Work through the data below line by line and say how many lines hold "рівнів"; give only the number.

## Begin

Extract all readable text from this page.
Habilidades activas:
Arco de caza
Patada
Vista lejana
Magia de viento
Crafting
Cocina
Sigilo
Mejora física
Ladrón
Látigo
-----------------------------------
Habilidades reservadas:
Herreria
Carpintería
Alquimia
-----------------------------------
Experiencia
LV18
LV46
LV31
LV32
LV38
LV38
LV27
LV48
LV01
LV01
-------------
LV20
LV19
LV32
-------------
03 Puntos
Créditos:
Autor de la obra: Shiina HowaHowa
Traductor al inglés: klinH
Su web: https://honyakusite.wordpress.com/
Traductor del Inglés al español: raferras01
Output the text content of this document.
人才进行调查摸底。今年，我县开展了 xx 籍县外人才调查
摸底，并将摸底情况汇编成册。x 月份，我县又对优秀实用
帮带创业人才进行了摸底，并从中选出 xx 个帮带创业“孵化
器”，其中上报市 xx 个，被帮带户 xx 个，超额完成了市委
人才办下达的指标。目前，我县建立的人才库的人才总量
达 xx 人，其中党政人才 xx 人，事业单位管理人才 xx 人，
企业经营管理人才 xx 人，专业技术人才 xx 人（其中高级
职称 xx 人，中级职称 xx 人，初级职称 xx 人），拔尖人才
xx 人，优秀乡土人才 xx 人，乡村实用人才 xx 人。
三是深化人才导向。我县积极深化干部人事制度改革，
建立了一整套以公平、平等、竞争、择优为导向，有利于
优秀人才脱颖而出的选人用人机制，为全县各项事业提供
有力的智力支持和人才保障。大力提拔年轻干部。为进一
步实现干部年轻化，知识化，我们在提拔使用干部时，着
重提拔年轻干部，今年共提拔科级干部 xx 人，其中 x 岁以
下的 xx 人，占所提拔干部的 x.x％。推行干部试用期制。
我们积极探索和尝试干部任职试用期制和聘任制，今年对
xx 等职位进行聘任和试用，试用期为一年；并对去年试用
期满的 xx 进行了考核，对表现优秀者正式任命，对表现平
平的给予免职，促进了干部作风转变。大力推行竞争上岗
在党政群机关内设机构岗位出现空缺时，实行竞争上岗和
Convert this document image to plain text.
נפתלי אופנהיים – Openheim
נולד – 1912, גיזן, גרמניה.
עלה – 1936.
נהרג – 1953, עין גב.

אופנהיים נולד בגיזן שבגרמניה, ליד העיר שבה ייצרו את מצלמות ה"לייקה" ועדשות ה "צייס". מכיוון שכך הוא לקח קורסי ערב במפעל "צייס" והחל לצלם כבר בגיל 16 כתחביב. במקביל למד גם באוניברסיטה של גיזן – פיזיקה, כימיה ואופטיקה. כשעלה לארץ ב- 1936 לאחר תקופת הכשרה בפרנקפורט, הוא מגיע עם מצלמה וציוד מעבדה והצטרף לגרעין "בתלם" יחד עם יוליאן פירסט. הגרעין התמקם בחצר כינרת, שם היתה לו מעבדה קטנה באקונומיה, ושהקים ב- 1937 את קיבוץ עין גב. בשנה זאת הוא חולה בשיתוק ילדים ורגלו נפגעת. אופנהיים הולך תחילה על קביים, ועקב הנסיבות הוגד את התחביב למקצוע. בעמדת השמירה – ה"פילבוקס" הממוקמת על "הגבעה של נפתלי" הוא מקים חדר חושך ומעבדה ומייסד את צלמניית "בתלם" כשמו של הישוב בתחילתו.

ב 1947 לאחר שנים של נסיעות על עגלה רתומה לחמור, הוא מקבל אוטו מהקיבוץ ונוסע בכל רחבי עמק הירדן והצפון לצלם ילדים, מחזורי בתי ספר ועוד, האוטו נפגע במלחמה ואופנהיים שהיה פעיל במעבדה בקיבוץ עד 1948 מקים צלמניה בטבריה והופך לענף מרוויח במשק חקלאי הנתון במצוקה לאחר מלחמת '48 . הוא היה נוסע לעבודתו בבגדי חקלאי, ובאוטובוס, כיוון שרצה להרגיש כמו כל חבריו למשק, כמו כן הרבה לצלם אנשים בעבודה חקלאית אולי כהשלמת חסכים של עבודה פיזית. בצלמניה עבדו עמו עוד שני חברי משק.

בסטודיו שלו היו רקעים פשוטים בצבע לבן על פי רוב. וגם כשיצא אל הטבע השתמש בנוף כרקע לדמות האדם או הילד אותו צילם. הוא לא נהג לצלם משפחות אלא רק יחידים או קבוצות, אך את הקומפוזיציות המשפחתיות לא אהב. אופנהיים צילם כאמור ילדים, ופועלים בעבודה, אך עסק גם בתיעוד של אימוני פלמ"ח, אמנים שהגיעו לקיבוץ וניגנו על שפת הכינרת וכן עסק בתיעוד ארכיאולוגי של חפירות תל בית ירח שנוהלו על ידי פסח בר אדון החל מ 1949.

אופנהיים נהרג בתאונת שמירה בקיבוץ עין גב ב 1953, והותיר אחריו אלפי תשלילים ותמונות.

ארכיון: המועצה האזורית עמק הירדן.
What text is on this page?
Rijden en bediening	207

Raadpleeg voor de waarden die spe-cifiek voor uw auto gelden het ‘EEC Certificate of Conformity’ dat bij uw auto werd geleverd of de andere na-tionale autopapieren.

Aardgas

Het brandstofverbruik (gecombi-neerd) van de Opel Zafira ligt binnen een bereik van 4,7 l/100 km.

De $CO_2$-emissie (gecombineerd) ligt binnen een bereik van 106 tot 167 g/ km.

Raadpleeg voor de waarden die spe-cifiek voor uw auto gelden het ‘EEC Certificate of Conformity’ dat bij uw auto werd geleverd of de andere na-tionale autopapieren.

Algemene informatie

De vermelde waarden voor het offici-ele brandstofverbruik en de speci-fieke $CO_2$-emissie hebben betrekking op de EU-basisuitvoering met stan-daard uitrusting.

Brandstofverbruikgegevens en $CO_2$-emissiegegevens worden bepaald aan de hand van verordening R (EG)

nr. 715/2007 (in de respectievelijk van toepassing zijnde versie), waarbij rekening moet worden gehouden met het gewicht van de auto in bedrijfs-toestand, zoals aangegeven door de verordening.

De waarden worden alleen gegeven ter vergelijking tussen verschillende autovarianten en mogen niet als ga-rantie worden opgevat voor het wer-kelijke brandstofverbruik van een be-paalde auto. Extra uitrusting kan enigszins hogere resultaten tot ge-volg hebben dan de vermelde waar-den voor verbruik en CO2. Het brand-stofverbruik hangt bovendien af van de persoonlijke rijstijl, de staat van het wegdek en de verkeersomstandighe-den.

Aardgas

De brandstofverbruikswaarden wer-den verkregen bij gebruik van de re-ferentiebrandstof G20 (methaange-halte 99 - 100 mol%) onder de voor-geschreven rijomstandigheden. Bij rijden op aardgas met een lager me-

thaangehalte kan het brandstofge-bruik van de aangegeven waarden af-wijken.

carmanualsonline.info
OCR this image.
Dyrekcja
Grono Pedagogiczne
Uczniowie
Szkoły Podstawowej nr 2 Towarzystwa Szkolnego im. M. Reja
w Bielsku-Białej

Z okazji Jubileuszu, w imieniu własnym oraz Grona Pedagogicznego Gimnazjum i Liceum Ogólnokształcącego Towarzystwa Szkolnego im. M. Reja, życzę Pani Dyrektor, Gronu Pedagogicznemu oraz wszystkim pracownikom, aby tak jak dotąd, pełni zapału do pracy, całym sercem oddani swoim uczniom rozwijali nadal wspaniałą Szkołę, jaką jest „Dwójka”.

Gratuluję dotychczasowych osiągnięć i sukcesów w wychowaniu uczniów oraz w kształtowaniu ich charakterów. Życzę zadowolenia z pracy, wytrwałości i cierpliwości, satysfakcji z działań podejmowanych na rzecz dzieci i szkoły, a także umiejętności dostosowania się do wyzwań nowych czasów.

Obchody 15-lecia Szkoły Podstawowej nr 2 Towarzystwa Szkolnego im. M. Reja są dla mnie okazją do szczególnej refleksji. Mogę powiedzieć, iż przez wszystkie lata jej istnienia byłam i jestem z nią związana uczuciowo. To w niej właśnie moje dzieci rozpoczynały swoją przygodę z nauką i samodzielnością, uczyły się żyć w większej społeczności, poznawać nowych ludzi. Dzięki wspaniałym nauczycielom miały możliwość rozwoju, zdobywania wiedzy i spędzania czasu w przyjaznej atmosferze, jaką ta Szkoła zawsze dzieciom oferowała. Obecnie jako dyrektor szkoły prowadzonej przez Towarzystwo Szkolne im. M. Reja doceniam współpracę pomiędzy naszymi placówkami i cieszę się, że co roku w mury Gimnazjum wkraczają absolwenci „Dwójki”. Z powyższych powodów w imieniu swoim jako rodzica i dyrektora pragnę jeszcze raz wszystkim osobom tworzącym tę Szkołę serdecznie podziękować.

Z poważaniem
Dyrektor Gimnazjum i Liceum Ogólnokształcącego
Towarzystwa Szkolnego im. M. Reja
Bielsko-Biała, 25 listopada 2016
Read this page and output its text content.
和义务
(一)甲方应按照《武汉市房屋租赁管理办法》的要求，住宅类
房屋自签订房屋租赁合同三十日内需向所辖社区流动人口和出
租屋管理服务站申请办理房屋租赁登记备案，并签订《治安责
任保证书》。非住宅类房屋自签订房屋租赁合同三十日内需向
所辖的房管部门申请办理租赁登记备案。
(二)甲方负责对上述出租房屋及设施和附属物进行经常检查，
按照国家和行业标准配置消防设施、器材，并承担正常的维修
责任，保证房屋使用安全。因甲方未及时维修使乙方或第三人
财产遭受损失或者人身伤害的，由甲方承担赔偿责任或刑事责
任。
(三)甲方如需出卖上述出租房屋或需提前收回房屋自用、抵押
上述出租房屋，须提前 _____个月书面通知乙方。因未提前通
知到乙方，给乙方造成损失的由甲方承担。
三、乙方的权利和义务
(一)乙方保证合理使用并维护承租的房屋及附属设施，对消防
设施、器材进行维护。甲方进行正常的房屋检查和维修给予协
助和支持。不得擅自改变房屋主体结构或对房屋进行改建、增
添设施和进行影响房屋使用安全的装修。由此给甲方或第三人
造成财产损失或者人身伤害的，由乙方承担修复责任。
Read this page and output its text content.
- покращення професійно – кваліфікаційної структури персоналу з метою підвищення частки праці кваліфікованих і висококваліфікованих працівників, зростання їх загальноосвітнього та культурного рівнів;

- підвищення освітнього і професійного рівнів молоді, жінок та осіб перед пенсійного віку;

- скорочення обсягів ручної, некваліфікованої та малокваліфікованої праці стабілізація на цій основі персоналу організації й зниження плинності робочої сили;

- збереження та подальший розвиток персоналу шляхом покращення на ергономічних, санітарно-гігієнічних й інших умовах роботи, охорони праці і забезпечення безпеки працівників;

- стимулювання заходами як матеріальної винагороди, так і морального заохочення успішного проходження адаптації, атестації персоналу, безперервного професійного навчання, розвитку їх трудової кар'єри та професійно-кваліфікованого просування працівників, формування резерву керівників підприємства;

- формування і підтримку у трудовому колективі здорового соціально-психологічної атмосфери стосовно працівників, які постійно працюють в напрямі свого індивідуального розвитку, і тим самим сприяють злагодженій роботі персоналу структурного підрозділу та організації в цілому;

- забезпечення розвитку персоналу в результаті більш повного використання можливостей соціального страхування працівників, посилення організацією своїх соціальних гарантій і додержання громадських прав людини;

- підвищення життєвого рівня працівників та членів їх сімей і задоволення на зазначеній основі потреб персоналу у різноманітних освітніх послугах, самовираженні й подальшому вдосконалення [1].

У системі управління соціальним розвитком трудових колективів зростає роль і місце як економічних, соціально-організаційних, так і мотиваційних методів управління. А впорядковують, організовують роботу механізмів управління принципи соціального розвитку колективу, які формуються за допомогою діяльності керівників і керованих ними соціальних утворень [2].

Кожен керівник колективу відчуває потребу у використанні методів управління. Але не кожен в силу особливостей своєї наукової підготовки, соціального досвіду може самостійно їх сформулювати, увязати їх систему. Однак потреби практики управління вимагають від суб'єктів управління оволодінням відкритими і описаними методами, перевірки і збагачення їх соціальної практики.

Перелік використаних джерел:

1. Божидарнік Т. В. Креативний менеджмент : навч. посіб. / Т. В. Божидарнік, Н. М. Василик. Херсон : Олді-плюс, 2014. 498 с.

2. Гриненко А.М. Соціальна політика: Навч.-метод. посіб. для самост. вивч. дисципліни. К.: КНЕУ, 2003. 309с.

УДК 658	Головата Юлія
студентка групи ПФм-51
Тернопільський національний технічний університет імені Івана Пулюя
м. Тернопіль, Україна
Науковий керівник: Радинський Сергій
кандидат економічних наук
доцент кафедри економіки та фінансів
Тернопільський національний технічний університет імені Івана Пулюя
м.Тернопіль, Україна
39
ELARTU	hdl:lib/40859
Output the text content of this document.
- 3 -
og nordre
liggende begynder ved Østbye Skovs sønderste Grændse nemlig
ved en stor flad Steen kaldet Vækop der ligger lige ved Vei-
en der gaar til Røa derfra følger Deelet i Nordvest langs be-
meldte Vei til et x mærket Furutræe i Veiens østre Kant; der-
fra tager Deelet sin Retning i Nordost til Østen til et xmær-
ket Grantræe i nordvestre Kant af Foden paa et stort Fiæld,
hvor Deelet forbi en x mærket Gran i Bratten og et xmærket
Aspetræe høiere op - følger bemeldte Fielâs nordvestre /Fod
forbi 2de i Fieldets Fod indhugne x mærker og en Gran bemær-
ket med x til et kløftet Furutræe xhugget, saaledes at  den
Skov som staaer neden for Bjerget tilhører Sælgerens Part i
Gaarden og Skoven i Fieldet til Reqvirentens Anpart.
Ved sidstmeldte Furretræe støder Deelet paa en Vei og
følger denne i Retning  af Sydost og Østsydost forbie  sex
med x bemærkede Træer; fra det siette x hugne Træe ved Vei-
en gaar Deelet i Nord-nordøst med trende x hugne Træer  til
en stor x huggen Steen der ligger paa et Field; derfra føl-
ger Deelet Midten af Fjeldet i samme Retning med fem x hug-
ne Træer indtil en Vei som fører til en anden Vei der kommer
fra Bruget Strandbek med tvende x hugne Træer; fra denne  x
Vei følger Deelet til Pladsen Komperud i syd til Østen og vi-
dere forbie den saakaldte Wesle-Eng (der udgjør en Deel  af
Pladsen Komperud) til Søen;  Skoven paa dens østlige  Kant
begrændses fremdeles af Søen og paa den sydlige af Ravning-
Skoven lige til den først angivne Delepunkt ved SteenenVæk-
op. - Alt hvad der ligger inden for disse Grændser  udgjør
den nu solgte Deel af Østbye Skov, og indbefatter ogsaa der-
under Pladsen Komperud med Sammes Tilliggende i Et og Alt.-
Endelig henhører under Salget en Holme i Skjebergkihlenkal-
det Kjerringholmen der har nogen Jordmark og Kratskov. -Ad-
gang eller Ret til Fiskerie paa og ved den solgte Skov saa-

## End

__Answer to this task__: 2